=== 本文 ===

この原稿は,OASYSポケットという旧型の携帯ワープロで作成した。もちろん,筆者が本などの執筆の際には常に,この旧型の携帯ワープロを使用している。Windows98,CEがある今日,わざわざ,このワープロを買う人はいないだろう。だからといって,このワープロを不自由だと感じていない,いや,このワープロの方が機能的だと感じている筆者が,今発売されている情報機器を執筆に際して使うことはない。新しい情報機器の選択は,それ以前に手にした情報機器の「使いこなし」の如何により変わるものである。新発売の製品がいいとは限らない。にもかかわらず,最新鋭,最高速のトレンドを追いかけるだけの情報機器が世の中に蔓延しているのは,はなはだ嘆かわしいものである。あたかも,情報機器を購入することが目的になっているかのようだ。道具に過ぎないはずの情報機器なのに。
今は,午前4時。布団に寝そべって,この原稿を旧型の携帯ワープロで入力している。これから通勤電車のなかでも入力することになるだろう。もちろん,立っている状態で。数日後には出張もあり,それまでに入力が完了していなければ,移動中の飛行機や電車・バスのなか,ホテルの机やベッドの上で入力することになるだろう。このように筆者の執筆活動は,時と場所を選ばない。むしろ,「これを書こう」と発想がうかんだ時に,その場で入力すると表現した方がいいのかもしれない。そのような効率的な文書作成のためには,机のうえに鎮座ましますデスクトップパソコンは不要,ノートパソコンでも不自由である。必要なのは,そのような時と場所で軽快に入力できる道具としての携帯情報機器である。もちろん,道具の携帯性や処理能力も重要であるが,それよりも筆者とその道具の親和性,つまり「使いこなし」が軽快に入力するために最も重要なのである。だから,1993年から使い続けている道具が手放せない。
入力や自らの目で確かめる校正作業が終わると,パソコンに原稿データを転送する。そのパソコンは,1989年から使いつづけているDOSマシンである。ワープロソフトも一太郎Ver 4.3だ。このデスクトップ型パソコンは,個人事業用の経理・資金繰りにも活用しているものである。つまり,自宅のパソコンの前に座って行うのが最も効率のよい仕事に限って,デスクトップ型パソコンを利用しているわけだ。しかも,その種の仕事にわざわざWindowsマシンを使う必要はない。いや,使うべきではない。なぜならば,その種の仕事にビジュアルな表現は必要ないからだ。ビジュアルな表現とその操作をしやすいようにしているWindowsマシンは,その種の仕事をこなすのには,逆に足手まといになる。このアキュームの形にビジュアルに仕上げるのは出版社の仕事であり,筆者の仕事ではない。筆者は,紙あるいはFD(フロッピディスク)で文書を提出し,必要な写真をプリントして添付すればいい。この過程で最も重要なのは,この原稿を第一の読者(妻)に読んでもらうことである。提出する前に,自分以外の人の目でチェックしてもらうために,ある程度の書式で印刷することである。そして,文の組み立てや誤字脱字を直して,提出するのである。もちろん,文全体に問題があれば,全文書き直しということもある。原稿の修正とある程度の体裁に印刷すること,それがこの段階の仕事に必要な道具の条件である。

=== 提供データ ===

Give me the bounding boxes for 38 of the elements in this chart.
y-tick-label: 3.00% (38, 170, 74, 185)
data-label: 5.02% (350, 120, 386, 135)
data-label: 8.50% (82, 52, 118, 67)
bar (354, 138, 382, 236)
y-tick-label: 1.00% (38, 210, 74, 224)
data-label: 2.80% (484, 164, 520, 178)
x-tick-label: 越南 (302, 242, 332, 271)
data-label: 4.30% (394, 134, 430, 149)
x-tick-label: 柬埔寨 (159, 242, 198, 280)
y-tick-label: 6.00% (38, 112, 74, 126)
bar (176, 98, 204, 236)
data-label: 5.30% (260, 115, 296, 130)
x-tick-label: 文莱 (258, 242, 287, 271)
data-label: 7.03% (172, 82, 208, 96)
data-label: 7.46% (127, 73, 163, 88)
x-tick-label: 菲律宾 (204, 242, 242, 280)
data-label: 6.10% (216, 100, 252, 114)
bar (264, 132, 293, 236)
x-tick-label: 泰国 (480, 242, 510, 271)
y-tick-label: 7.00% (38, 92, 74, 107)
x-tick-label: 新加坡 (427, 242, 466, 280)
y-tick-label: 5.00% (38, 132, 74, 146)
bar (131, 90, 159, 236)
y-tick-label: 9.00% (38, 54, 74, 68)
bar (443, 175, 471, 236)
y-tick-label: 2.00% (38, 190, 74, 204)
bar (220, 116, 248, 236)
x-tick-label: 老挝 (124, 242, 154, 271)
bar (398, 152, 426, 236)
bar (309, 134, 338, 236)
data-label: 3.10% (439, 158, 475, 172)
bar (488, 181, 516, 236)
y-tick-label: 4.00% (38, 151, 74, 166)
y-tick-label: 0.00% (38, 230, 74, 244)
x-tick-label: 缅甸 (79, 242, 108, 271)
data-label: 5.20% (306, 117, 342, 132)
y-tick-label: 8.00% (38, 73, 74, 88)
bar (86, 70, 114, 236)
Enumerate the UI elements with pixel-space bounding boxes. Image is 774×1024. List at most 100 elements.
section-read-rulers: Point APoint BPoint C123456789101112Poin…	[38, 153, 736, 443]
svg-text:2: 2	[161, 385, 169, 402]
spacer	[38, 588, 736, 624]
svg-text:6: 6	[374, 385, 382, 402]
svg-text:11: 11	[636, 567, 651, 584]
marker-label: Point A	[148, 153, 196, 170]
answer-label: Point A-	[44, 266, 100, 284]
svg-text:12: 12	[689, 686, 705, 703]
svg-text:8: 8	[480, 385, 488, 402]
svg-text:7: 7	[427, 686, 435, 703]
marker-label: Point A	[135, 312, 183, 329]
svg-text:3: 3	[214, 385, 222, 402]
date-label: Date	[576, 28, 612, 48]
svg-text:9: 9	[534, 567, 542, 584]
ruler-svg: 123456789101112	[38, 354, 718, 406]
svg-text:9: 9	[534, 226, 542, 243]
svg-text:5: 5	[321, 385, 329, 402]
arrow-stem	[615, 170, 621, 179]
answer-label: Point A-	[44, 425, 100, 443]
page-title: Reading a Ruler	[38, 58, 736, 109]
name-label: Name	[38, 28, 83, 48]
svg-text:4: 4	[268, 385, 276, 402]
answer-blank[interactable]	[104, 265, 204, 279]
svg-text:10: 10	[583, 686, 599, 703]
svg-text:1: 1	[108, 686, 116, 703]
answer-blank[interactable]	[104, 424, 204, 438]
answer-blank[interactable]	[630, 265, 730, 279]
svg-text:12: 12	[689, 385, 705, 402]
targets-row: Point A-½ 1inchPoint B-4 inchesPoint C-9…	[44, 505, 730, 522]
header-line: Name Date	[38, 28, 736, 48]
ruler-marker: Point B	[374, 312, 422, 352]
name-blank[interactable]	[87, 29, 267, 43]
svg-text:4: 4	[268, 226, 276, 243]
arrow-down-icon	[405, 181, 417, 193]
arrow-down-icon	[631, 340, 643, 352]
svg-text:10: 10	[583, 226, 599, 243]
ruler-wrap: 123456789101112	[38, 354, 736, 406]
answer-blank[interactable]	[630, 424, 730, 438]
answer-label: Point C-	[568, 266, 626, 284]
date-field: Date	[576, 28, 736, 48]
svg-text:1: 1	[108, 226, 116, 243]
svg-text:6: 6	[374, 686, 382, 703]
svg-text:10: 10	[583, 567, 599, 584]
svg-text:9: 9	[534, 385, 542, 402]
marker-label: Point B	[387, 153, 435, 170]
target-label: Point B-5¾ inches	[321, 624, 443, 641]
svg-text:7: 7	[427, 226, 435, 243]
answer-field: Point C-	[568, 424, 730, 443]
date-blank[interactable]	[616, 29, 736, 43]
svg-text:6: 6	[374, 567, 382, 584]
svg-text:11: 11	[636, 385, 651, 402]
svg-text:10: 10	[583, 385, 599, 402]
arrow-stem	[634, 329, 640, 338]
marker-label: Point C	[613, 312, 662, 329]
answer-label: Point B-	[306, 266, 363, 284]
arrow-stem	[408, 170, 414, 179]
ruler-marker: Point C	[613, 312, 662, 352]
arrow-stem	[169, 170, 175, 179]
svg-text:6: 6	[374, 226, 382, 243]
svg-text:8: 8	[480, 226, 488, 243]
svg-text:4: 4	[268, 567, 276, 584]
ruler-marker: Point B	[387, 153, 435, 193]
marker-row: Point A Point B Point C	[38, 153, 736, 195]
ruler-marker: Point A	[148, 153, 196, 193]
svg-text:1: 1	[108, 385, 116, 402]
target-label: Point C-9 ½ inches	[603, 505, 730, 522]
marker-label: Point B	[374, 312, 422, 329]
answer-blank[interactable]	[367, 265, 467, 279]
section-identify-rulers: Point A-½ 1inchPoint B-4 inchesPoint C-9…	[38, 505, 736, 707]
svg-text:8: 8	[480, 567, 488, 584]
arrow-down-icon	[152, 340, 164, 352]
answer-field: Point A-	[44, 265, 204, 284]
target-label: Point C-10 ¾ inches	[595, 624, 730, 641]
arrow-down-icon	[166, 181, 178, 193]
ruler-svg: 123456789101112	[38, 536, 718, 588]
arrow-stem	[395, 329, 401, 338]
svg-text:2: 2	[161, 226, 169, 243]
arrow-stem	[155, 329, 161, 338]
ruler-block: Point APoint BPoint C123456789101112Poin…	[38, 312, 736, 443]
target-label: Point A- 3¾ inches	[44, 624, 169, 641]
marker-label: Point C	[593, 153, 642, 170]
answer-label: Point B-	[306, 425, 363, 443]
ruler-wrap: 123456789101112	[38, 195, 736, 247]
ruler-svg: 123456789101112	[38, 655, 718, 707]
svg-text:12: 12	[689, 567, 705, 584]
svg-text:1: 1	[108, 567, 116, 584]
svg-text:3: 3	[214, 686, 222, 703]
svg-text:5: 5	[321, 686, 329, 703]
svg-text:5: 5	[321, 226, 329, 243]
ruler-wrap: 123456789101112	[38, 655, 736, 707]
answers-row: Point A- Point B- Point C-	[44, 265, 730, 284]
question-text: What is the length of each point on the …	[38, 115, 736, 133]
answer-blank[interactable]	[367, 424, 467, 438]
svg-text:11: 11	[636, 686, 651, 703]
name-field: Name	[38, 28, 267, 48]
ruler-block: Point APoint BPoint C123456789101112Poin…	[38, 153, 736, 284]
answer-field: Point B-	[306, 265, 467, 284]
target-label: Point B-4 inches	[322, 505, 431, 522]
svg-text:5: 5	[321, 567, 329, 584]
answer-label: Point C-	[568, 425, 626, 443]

===

課題 A:
次の(i)〜(iii)が本文の内容と合っているか、それぞれ「はい」か「いいえ」で答えてください。あわせて、その根拠となる本文の言葉を一字一句そのまま引用してください。
(i) 筆者は1993年から同じ道具を使い続けている。
(ii) 筆者が原稿データを転送するパソコンはWindowsマシンである。
(iii) 筆者は原稿を提出する前に妻に読んでもらう。
課題 B: 記録の最初の行から「x-tick-label: 文莱 (258, 242, 287, 271)」を含む行まで、その行も含めて、一字一句変えずに書き出してください。

解答 A:
(i) はい。「1993年から使い続けている道具が手放せない」
(ii) いいえ。「そのパソコンは,1989年から使いつづけているDOSマシンである」
(iii) はい。「この原稿を第一の読者(妻)に読んでもらうことである」

解答 B:
Give me the bounding boxes for 38 of the elements in this chart.
y-tick-label: 3.00% (38, 170, 74, 185)
data-label: 5.02% (350, 120, 386, 135)
data-label: 8.50% (82, 52, 118, 67)
bar (354, 138, 382, 236)
y-tick-label: 1.00% (38, 210, 74, 224)
data-label: 2.80% (484, 164, 520, 178)
x-tick-label: 越南 (302, 242, 332, 271)
data-label: 4.30% (394, 134, 430, 149)
x-tick-label: 柬埔寨 (159, 242, 198, 280)
y-tick-label: 6.00% (38, 112, 74, 126)
bar (176, 98, 204, 236)
data-label: 5.30% (260, 115, 296, 130)
x-tick-label: 文莱 (258, 242, 287, 271)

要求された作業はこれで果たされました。